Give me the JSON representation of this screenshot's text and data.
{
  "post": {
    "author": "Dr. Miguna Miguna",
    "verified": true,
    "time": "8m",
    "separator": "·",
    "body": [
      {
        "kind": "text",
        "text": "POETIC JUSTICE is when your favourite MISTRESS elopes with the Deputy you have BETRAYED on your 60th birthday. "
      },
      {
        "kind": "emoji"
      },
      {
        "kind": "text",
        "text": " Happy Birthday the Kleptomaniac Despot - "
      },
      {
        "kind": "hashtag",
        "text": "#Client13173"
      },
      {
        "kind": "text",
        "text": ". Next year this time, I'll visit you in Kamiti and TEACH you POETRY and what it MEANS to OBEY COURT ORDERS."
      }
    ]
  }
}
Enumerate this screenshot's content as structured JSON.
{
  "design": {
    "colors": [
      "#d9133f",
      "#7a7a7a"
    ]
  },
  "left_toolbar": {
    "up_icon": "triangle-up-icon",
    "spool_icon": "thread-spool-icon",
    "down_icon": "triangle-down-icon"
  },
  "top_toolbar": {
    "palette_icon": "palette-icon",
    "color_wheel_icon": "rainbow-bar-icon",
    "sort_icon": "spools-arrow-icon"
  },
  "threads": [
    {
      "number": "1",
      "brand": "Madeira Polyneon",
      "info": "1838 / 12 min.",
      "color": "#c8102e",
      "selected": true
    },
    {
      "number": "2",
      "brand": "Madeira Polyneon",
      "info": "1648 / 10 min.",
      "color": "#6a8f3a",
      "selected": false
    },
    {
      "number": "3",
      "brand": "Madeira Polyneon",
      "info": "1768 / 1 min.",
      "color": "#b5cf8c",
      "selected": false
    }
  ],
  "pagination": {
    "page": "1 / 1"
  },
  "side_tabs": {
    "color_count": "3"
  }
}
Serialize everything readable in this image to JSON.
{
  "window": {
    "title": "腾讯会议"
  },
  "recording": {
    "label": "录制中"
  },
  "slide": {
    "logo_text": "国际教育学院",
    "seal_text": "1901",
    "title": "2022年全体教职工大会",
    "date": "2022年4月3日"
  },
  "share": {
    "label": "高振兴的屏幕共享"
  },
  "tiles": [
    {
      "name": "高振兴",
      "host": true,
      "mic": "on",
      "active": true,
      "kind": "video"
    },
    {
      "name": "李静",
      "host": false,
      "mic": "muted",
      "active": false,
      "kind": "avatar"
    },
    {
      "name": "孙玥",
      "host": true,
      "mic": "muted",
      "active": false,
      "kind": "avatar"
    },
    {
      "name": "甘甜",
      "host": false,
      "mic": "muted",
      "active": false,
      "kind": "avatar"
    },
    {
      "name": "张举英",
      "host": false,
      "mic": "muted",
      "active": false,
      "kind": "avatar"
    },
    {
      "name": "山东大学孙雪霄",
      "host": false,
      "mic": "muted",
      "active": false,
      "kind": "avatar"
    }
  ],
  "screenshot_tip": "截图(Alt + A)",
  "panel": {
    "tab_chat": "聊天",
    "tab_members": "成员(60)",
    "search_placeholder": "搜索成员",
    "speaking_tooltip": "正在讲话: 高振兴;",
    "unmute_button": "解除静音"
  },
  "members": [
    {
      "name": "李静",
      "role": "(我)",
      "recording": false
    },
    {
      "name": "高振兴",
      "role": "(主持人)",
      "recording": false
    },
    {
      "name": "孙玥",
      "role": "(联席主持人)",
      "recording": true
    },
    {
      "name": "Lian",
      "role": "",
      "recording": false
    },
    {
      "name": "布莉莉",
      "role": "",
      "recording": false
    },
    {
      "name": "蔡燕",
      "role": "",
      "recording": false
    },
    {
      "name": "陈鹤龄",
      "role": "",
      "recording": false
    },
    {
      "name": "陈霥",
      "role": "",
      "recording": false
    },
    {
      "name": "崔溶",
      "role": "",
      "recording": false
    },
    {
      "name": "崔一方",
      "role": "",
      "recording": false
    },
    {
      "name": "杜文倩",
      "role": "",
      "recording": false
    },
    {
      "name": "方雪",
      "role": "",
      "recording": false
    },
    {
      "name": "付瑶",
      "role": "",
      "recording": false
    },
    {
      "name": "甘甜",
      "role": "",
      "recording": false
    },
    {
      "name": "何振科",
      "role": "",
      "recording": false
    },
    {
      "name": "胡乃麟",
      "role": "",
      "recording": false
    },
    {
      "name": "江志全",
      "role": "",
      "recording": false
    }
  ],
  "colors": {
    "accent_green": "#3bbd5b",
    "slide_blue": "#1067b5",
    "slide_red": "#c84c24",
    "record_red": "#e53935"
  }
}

# STATED PROBLEM:
Write the entries again, exactly as they stand.

# EXERCISE ANSWER:
Give me the JSON representation of this screenshot's text and data.
{
  "post": {
    "author": "Dr. Miguna Miguna",
    "verified": true,
    "time": "8m",
    "separator": "·",
    "body": [
      {
        "kind": "text",
        "text": "POETIC JUSTICE is when your favourite MISTRESS elopes with the Deputy you have BETRAYED on your 60th birthday. "
      },
      {
        "kind": "emoji"
      },
      {
        "kind": "text",
        "text": " Happy Birthday the Kleptomaniac Despot - "
      },
      {
        "kind": "hashtag",
        "text": "#Client13173"
      },
      {
        "kind": "text",
        "text": ". Next year this time, I'll visit you in Kamiti and TEACH you POETRY and what it MEANS to OBEY COURT ORDERS."
      }
    ]
  }
}
Enumerate this screenshot's content as structured JSON.
{
  "design": {
    "colors": [
      "#d9133f",
      "#7a7a7a"
    ]
  },
  "left_toolbar": {
    "up_icon": "triangle-up-icon",
    "spool_icon": "thread-spool-icon",
    "down_icon": "triangle-down-icon"
  },
  "top_toolbar": {
    "palette_icon": "palette-icon",
    "color_wheel_icon": "rainbow-bar-icon",
    "sort_icon": "spools-arrow-icon"
  },
  "threads": [
    {
      "number": "1",
      "brand": "Madeira Polyneon",
      "info": "1838 / 12 min.",
      "color": "#c8102e",
      "selected": true
    },
    {
      "number": "2",
      "brand": "Madeira Polyneon",
      "info": "1648 / 10 min.",
      "color": "#6a8f3a",
      "selected": false
    },
    {
      "number": "3",
      "brand": "Madeira Polyneon",
      "info": "1768 / 1 min.",
      "color": "#b5cf8c",
      "selected": false
    }
  ],
  "pagination": {
    "page": "1 / 1"
  },
  "side_tabs": {
    "color_count": "3"
  }
}
Serialize everything readable in this image to JSON.
{
  "window": {
    "title": "腾讯会议"
  },
  "recording": {
    "label": "录制中"
  },
  "slide": {
    "logo_text": "国际教育学院",
    "seal_text": "1901",
    "title": "2022年全体教职工大会",
    "date": "2022年4月3日"
  },
  "share": {
    "label": "高振兴的屏幕共享"
  },
  "tiles": [
    {
      "name": "高振兴",
      "host": true,
      "mic": "on",
      "active": true,
      "kind": "video"
    },
    {
      "name": "李静",
      "host": false,
      "mic": "muted",
      "active": false,
      "kind": "avatar"
    },
    {
      "name": "孙玥",
      "host": true,
      "mic": "muted",
      "active": false,
      "kind": "avatar"
    },
    {
      "name": "甘甜",
      "host": false,
      "mic": "muted",
      "active": false,
      "kind": "avatar"
    },
    {
      "name": "张举英",
      "host": false,
      "mic": "muted",
      "active": false,
      "kind": "avatar"
    },
    {
      "name": "山东大学孙雪霄",
      "host": false,
      "mic": "muted",
      "active": false,
      "kind": "avatar"
    }
  ],
  "screenshot_tip": "截图(Alt + A)",
  "panel": {
    "tab_chat": "聊天",
    "tab_members": "成员(60)",
    "search_placeholder": "搜索成员",
    "speaking_tooltip": "正在讲话: 高振兴;",
    "unmute_button": "解除静音"
  },
  "members": [
    {
      "name": "李静",
      "role": "(我)",
      "recording": false
    },
    {
      "name": "高振兴",
      "role": "(主持人)",
      "recording": false
    },
    {
      "name": "孙玥",
      "role": "(联席主持人)",
      "recording": true
    },
    {
      "name": "Lian",
      "role": "",
      "recording": false
    },
    {
      "name": "布莉莉",
      "role": "",
      "recording": false
    },
    {
      "name": "蔡燕",
      "role": "",
      "recording": false
    },
    {
      "name": "陈鹤龄",
      "role": "",
      "recording": false
    },
    {
      "name": "陈霥",
      "role": "",
      "recording": false
    },
    {
      "name": "崔溶",
      "role": "",
      "recording": false
    },
    {
      "name": "崔一方",
      "role": "",
      "recording": false
    },
    {
      "name": "杜文倩",
      "role": "",
      "recording": false
    },
    {
      "name": "方雪",
      "role": "",
      "recording": false
    },
    {
      "name": "付瑶",
      "role": "",
      "recording": false
    },
    {
      "name": "甘甜",
      "role": "",
      "recording": false
    },
    {
      "name": "何振科",
      "role": "",
      "recording": false
    },
    {
      "name": "胡乃麟",
      "role": "",
      "recording": false
    },
    {
      "name": "江志全",
      "role": "",
      "recording": false
    }
  ],
  "colors": {
    "accent_green": "#3bbd5b",
    "slide_blue": "#1067b5",
    "slide_red": "#c84c24",
    "record_red": "#e53935"
  }
}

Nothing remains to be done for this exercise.